#### LISTED ENTRIES ####
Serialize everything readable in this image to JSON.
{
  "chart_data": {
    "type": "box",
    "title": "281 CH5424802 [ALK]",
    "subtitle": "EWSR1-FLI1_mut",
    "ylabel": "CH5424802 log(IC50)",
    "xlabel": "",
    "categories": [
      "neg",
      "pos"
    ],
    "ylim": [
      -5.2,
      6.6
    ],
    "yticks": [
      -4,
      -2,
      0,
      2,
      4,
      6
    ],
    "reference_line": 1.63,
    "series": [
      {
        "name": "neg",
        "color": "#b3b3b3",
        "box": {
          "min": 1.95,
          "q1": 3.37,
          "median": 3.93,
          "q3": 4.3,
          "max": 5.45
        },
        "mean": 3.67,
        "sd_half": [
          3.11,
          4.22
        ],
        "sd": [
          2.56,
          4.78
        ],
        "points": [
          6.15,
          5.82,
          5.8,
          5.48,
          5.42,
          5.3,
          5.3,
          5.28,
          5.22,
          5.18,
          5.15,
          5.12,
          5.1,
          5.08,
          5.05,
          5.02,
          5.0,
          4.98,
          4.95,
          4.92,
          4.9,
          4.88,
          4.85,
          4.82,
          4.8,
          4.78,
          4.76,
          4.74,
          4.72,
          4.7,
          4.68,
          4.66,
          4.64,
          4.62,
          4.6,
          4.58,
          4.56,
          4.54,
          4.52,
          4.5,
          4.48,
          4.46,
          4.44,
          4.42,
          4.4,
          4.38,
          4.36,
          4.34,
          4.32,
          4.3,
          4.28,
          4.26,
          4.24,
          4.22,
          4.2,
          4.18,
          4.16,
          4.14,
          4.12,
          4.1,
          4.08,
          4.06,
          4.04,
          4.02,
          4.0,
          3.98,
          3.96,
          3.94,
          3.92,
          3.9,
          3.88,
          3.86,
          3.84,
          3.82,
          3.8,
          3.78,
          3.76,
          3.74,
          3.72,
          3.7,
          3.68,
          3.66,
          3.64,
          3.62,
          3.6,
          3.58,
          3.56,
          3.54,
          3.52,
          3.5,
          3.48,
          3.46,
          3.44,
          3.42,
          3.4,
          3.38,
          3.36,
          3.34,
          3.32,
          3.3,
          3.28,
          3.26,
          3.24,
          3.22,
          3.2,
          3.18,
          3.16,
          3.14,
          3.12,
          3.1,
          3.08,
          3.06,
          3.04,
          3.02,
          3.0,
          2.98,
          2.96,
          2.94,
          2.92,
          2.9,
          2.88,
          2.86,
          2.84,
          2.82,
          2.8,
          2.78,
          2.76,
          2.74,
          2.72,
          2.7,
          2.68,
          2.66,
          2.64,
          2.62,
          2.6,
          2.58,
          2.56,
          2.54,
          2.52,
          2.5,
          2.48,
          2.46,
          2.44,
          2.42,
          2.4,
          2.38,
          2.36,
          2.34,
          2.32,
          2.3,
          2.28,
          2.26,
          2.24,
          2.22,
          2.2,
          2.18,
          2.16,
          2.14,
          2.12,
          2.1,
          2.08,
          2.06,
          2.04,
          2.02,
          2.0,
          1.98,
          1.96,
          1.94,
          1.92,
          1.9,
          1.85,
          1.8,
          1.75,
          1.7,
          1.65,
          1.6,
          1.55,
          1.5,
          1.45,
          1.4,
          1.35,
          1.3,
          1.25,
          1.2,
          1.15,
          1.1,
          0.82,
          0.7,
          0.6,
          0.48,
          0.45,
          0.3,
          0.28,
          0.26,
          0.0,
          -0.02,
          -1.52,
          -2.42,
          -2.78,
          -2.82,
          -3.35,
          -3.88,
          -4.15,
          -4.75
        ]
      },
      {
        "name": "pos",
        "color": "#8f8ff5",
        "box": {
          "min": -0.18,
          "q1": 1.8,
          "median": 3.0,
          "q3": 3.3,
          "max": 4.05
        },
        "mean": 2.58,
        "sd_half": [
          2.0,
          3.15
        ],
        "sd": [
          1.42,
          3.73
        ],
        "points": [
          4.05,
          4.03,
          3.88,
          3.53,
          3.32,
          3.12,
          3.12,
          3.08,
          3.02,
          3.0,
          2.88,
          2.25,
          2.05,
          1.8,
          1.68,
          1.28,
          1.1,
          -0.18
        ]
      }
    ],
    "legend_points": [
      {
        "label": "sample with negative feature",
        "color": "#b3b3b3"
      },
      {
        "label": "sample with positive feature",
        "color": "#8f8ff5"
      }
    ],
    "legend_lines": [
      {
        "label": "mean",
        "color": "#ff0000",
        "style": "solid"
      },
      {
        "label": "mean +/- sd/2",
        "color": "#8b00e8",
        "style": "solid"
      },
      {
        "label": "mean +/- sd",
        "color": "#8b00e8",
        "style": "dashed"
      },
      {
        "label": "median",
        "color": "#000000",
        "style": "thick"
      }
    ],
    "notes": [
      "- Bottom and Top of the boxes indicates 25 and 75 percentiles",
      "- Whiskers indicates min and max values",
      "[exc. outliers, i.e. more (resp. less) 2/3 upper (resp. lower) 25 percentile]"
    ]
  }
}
####
In the listing, find every line containing the word "with" and list it.

        "label": "sample with negative feature",
        "label": "sample with positive feature",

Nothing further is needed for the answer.